EXERCISE DESCRIPTION >>
Could you retype every line below exactly, omitting the images?

App and web page records >>

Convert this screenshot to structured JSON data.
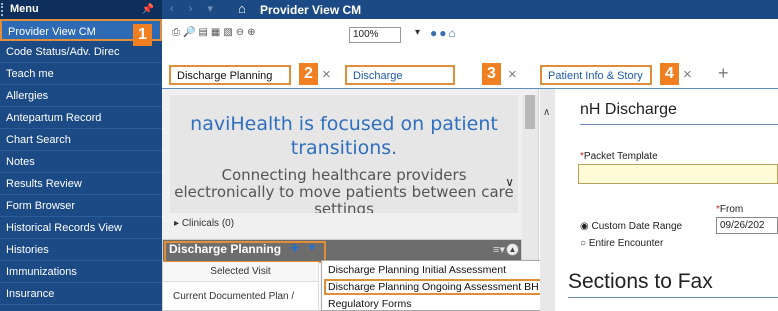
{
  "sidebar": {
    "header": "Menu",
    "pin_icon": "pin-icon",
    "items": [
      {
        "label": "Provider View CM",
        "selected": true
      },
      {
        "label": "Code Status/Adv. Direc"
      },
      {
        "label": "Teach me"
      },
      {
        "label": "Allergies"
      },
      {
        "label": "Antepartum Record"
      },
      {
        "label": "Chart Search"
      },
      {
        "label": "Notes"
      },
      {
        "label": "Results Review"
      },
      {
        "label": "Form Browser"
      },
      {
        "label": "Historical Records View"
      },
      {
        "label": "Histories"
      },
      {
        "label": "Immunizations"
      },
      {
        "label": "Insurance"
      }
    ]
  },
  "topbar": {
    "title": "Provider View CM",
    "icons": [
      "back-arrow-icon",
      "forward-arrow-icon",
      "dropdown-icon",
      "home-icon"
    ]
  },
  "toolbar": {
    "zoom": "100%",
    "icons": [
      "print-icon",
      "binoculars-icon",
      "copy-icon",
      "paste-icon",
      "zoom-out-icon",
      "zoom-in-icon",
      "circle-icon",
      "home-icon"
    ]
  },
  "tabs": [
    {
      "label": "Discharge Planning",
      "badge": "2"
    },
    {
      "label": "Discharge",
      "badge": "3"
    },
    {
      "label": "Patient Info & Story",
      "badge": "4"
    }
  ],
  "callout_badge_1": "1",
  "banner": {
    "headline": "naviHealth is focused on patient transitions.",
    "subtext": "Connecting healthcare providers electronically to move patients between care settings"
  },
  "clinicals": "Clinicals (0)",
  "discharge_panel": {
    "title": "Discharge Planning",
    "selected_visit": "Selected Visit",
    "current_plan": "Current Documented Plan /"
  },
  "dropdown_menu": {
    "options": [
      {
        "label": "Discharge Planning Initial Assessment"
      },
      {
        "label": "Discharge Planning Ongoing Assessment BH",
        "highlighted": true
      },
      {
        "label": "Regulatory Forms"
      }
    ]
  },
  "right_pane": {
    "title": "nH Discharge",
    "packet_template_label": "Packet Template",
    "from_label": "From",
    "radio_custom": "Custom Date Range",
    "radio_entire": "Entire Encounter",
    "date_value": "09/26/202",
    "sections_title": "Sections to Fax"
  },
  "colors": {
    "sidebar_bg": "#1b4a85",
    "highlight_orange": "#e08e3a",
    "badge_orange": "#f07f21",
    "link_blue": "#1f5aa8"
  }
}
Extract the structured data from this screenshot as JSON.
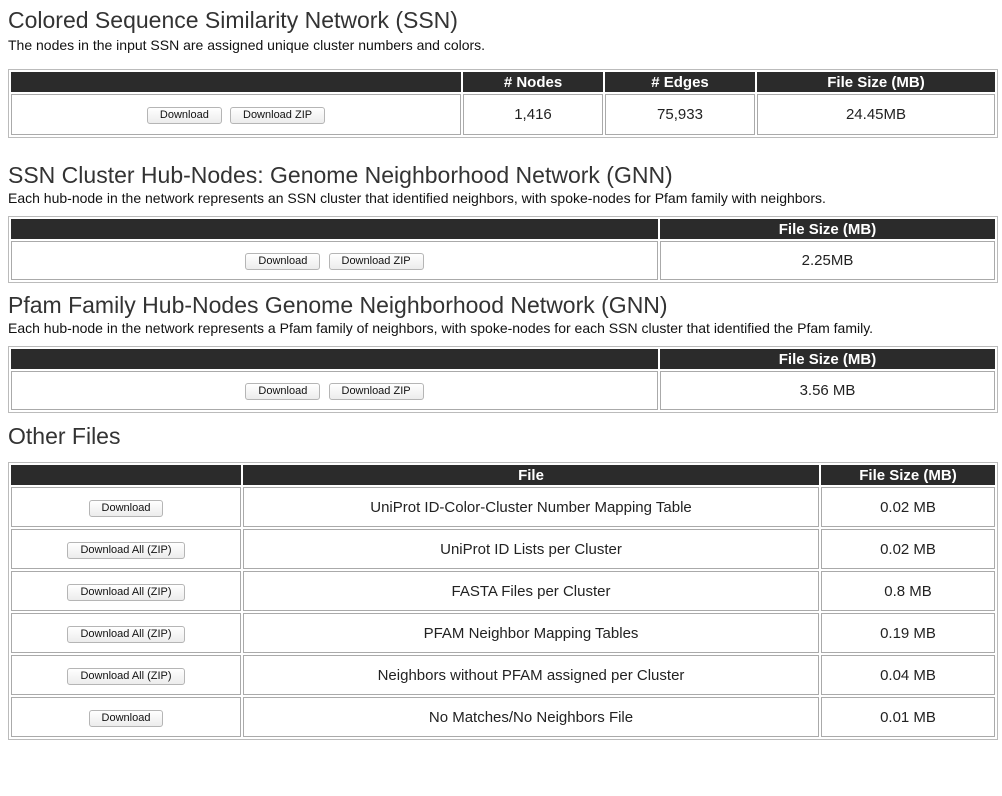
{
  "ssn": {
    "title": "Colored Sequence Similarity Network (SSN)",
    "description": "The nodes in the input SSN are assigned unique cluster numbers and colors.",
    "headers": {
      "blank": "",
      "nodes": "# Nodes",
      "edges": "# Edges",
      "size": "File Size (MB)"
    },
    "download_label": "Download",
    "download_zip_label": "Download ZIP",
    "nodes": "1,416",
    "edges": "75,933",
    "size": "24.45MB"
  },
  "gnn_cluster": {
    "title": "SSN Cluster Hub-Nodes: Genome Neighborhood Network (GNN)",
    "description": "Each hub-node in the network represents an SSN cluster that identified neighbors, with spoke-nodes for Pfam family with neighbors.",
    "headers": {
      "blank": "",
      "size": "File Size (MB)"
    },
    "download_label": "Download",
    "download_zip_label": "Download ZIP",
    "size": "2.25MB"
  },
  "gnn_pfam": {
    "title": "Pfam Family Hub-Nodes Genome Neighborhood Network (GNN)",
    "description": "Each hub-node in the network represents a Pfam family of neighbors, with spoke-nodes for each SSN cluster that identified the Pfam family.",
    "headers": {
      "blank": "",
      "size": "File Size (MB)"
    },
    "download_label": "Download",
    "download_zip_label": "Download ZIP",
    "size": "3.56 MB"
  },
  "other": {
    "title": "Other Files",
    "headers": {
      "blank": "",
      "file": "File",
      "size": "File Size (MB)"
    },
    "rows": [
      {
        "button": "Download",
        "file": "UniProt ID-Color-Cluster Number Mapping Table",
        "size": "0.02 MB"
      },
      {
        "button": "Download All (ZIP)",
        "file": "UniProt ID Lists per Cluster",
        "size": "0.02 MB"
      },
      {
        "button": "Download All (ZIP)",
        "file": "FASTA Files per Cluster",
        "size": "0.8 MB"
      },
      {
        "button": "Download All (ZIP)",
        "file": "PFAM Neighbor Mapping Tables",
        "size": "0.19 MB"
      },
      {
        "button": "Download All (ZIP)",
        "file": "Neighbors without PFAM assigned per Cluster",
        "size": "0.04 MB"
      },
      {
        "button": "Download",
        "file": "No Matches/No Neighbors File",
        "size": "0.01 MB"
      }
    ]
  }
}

SOLUTION TO THIS TASK >>
Convert this screenshot to structured JSON data.
{
  "sidebar": {
    "header": "Menu",
    "pin_icon": "pin-icon",
    "items": [
      {
        "label": "Provider View CM",
        "selected": true
      },
      {
        "label": "Code Status/Adv. Direc"
      },
      {
        "label": "Teach me"
      },
      {
        "label": "Allergies"
      },
      {
        "label": "Antepartum Record"
      },
      {
        "label": "Chart Search"
      },
      {
        "label": "Notes"
      },
      {
        "label": "Results Review"
      },
      {
        "label": "Form Browser"
      },
      {
        "label": "Historical Records View"
      },
      {
        "label": "Histories"
      },
      {
        "label": "Immunizations"
      },
      {
        "label": "Insurance"
      }
    ]
  },
  "topbar": {
    "title": "Provider View CM",
    "icons": [
      "back-arrow-icon",
      "forward-arrow-icon",
      "dropdown-icon",
      "home-icon"
    ]
  },
  "toolbar": {
    "zoom": "100%",
    "icons": [
      "print-icon",
      "binoculars-icon",
      "copy-icon",
      "paste-icon",
      "zoom-out-icon",
      "zoom-in-icon",
      "circle-icon",
      "home-icon"
    ]
  },
  "tabs": [
    {
      "label": "Discharge Planning",
      "badge": "2"
    },
    {
      "label": "Discharge",
      "badge": "3"
    },
    {
      "label": "Patient Info & Story",
      "badge": "4"
    }
  ],
  "callout_badge_1": "1",
  "banner": {
    "headline": "naviHealth is focused on patient transitions.",
    "subtext": "Connecting healthcare providers electronically to move patients between care settings"
  },
  "clinicals": "Clinicals (0)",
  "discharge_panel": {
    "title": "Discharge Planning",
    "selected_visit": "Selected Visit",
    "current_plan": "Current Documented Plan /"
  },
  "dropdown_menu": {
    "options": [
      {
        "label": "Discharge Planning Initial Assessment"
      },
      {
        "label": "Discharge Planning Ongoing Assessment BH",
        "highlighted": true
      },
      {
        "label": "Regulatory Forms"
      }
    ]
  },
  "right_pane": {
    "title": "nH Discharge",
    "packet_template_label": "Packet Template",
    "from_label": "From",
    "radio_custom": "Custom Date Range",
    "radio_entire": "Entire Encounter",
    "date_value": "09/26/202",
    "sections_title": "Sections to Fax"
  },
  "colors": {
    "sidebar_bg": "#1b4a85",
    "highlight_orange": "#e08e3a",
    "badge_orange": "#f07f21",
    "link_blue": "#1f5aa8"
  }
}
Extract the structured data from this screenshot as JSON.
{
  "ssn": {
    "title": "Colored Sequence Similarity Network (SSN)",
    "description": "The nodes in the input SSN are assigned unique cluster numbers and colors.",
    "headers": {
      "blank": "",
      "nodes": "# Nodes",
      "edges": "# Edges",
      "size": "File Size (MB)"
    },
    "download_label": "Download",
    "download_zip_label": "Download ZIP",
    "nodes": "1,416",
    "edges": "75,933",
    "size": "24.45MB"
  },
  "gnn_cluster": {
    "title": "SSN Cluster Hub-Nodes: Genome Neighborhood Network (GNN)",
    "description": "Each hub-node in the network represents an SSN cluster that identified neighbors, with spoke-nodes for Pfam family with neighbors.",
    "headers": {
      "blank": "",
      "size": "File Size (MB)"
    },
    "download_label": "Download",
    "download_zip_label": "Download ZIP",
    "size": "2.25MB"
  },
  "gnn_pfam": {
    "title": "Pfam Family Hub-Nodes Genome Neighborhood Network (GNN)",
    "description": "Each hub-node in the network represents a Pfam family of neighbors, with spoke-nodes for each SSN cluster that identified the Pfam family.",
    "headers": {
      "blank": "",
      "size": "File Size (MB)"
    },
    "download_label": "Download",
    "download_zip_label": "Download ZIP",
    "size": "3.56 MB"
  },
  "other": {
    "title": "Other Files",
    "headers": {
      "blank": "",
      "file": "File",
      "size": "File Size (MB)"
    },
    "rows": [
      {
        "button": "Download",
        "file": "UniProt ID-Color-Cluster Number Mapping Table",
        "size": "0.02 MB"
      },
      {
        "button": "Download All (ZIP)",
        "file": "UniProt ID Lists per Cluster",
        "size": "0.02 MB"
      },
      {
        "button": "Download All (ZIP)",
        "file": "FASTA Files per Cluster",
        "size": "0.8 MB"
      },
      {
        "button": "Download All (ZIP)",
        "file": "PFAM Neighbor Mapping Tables",
        "size": "0.19 MB"
      },
      {
        "button": "Download All (ZIP)",
        "file": "Neighbors without PFAM assigned per Cluster",
        "size": "0.04 MB"
      },
      {
        "button": "Download",
        "file": "No Matches/No Neighbors File",
        "size": "0.01 MB"
      }
    ]
  }
}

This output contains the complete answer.